# Problem statement:
Write each record again exactly as it stands.

[A block of data]
--- begin ---

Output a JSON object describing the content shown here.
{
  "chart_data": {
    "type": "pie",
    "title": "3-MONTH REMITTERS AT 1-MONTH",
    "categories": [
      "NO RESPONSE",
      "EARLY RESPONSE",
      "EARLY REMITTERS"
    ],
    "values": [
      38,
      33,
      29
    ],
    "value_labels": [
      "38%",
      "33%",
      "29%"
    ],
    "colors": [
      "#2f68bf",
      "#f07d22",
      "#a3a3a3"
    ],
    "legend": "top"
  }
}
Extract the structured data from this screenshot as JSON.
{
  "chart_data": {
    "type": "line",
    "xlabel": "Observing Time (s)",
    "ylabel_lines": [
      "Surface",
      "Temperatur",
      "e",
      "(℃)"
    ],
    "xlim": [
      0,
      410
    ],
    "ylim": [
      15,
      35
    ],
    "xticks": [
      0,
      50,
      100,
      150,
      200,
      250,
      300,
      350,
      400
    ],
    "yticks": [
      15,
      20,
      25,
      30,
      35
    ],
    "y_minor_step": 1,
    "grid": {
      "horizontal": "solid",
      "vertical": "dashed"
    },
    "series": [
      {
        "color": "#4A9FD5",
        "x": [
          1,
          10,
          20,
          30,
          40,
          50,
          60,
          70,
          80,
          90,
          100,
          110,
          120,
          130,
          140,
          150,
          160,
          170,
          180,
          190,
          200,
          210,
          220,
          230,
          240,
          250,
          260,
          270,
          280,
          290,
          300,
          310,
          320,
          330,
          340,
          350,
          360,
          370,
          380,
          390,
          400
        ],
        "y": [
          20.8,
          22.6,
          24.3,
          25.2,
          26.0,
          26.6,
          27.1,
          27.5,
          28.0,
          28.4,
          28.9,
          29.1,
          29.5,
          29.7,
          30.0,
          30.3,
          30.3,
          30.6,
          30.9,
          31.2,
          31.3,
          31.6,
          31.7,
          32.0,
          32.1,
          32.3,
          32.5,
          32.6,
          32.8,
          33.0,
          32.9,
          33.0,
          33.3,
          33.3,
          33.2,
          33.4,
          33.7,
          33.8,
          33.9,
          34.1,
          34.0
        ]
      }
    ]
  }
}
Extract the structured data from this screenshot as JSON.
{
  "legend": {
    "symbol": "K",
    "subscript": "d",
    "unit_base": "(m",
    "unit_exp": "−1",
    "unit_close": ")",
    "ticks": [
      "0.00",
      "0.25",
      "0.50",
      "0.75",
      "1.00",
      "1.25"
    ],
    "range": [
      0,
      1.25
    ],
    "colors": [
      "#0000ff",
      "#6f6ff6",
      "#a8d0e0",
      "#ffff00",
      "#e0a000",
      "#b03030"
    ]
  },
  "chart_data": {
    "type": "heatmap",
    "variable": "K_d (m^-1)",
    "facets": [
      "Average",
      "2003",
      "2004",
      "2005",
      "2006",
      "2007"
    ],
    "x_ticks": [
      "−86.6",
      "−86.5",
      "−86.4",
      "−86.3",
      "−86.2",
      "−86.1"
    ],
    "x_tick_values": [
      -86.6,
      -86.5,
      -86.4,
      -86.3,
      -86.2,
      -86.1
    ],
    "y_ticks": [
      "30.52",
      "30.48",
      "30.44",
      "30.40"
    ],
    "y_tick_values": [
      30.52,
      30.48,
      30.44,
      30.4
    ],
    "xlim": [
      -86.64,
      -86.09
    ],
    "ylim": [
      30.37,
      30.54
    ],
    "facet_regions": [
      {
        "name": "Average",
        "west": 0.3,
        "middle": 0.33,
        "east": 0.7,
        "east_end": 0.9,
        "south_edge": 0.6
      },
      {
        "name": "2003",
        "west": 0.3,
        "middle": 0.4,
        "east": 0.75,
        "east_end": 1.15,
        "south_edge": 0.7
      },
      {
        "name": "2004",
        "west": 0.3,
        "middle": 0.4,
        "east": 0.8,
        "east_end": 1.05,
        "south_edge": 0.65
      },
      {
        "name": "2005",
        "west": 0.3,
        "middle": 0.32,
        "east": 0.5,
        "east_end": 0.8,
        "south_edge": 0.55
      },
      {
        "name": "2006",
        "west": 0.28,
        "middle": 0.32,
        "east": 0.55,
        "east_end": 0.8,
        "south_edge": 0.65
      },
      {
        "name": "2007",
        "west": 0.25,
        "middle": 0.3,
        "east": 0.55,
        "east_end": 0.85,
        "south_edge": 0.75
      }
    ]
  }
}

--- end ---

# Solution to this exercise:
Output a JSON object describing the content shown here.
{
  "chart_data": {
    "type": "pie",
    "title": "3-MONTH REMITTERS AT 1-MONTH",
    "categories": [
      "NO RESPONSE",
      "EARLY RESPONSE",
      "EARLY REMITTERS"
    ],
    "values": [
      38,
      33,
      29
    ],
    "value_labels": [
      "38%",
      "33%",
      "29%"
    ],
    "colors": [
      "#2f68bf",
      "#f07d22",
      "#a3a3a3"
    ],
    "legend": "top"
  }
}
Extract the structured data from this screenshot as JSON.
{
  "chart_data": {
    "type": "line",
    "xlabel": "Observing Time (s)",
    "ylabel_lines": [
      "Surface",
      "Temperatur",
      "e",
      "(℃)"
    ],
    "xlim": [
      0,
      410
    ],
    "ylim": [
      15,
      35
    ],
    "xticks": [
      0,
      50,
      100,
      150,
      200,
      250,
      300,
      350,
      400
    ],
    "yticks": [
      15,
      20,
      25,
      30,
      35
    ],
    "y_minor_step": 1,
    "grid": {
      "horizontal": "solid",
      "vertical": "dashed"
    },
    "series": [
      {
        "color": "#4A9FD5",
        "x": [
          1,
          10,
          20,
          30,
          40,
          50,
          60,
          70,
          80,
          90,
          100,
          110,
          120,
          130,
          140,
          150,
          160,
          170,
          180,
          190,
          200,
          210,
          220,
          230,
          240,
          250,
          260,
          270,
          280,
          290,
          300,
          310,
          320,
          330,
          340,
          350,
          360,
          370,
          380,
          390,
          400
        ],
        "y": [
          20.8,
          22.6,
          24.3,
          25.2,
          26.0,
          26.6,
          27.1,
          27.5,
          28.0,
          28.4,
          28.9,
          29.1,
          29.5,
          29.7,
          30.0,
          30.3,
          30.3,
          30.6,
          30.9,
          31.2,
          31.3,
          31.6,
          31.7,
          32.0,
          32.1,
          32.3,
          32.5,
          32.6,
          32.8,
          33.0,
          32.9,
          33.0,
          33.3,
          33.3,
          33.2,
          33.4,
          33.7,
          33.8,
          33.9,
          34.1,
          34.0
        ]
      }
    ]
  }
}
Extract the structured data from this screenshot as JSON.
{
  "legend": {
    "symbol": "K",
    "subscript": "d",
    "unit_base": "(m",
    "unit_exp": "−1",
    "unit_close": ")",
    "ticks": [
      "0.00",
      "0.25",
      "0.50",
      "0.75",
      "1.00",
      "1.25"
    ],
    "range": [
      0,
      1.25
    ],
    "colors": [
      "#0000ff",
      "#6f6ff6",
      "#a8d0e0",
      "#ffff00",
      "#e0a000",
      "#b03030"
    ]
  },
  "chart_data": {
    "type": "heatmap",
    "variable": "K_d (m^-1)",
    "facets": [
      "Average",
      "2003",
      "2004",
      "2005",
      "2006",
      "2007"
    ],
    "x_ticks": [
      "−86.6",
      "−86.5",
      "−86.4",
      "−86.3",
      "−86.2",
      "−86.1"
    ],
    "x_tick_values": [
      -86.6,
      -86.5,
      -86.4,
      -86.3,
      -86.2,
      -86.1
    ],
    "y_ticks": [
      "30.52",
      "30.48",
      "30.44",
      "30.40"
    ],
    "y_tick_values": [
      30.52,
      30.48,
      30.44,
      30.4
    ],
    "xlim": [
      -86.64,
      -86.09
    ],
    "ylim": [
      30.37,
      30.54
    ],
    "facet_regions": [
      {
        "name": "Average",
        "west": 0.3,
        "middle": 0.33,
        "east": 0.7,
        "east_end": 0.9,
        "south_edge": 0.6
      },
      {
        "name": "2003",
        "west": 0.3,
        "middle": 0.4,
        "east": 0.75,
        "east_end": 1.15,
        "south_edge": 0.7
      },
      {
        "name": "2004",
        "west": 0.3,
        "middle": 0.4,
        "east": 0.8,
        "east_end": 1.05,
        "south_edge": 0.65
      },
      {
        "name": "2005",
        "west": 0.3,
        "middle": 0.32,
        "east": 0.5,
        "east_end": 0.8,
        "south_edge": 0.55
      },
      {
        "name": "2006",
        "west": 0.28,
        "middle": 0.32,
        "east": 0.55,
        "east_end": 0.8,
        "south_edge": 0.65
      },
      {
        "name": "2007",
        "west": 0.25,
        "middle": 0.3,
        "east": 0.55,
        "east_end": 0.85,
        "south_edge": 0.75
      }
    ]
  }
}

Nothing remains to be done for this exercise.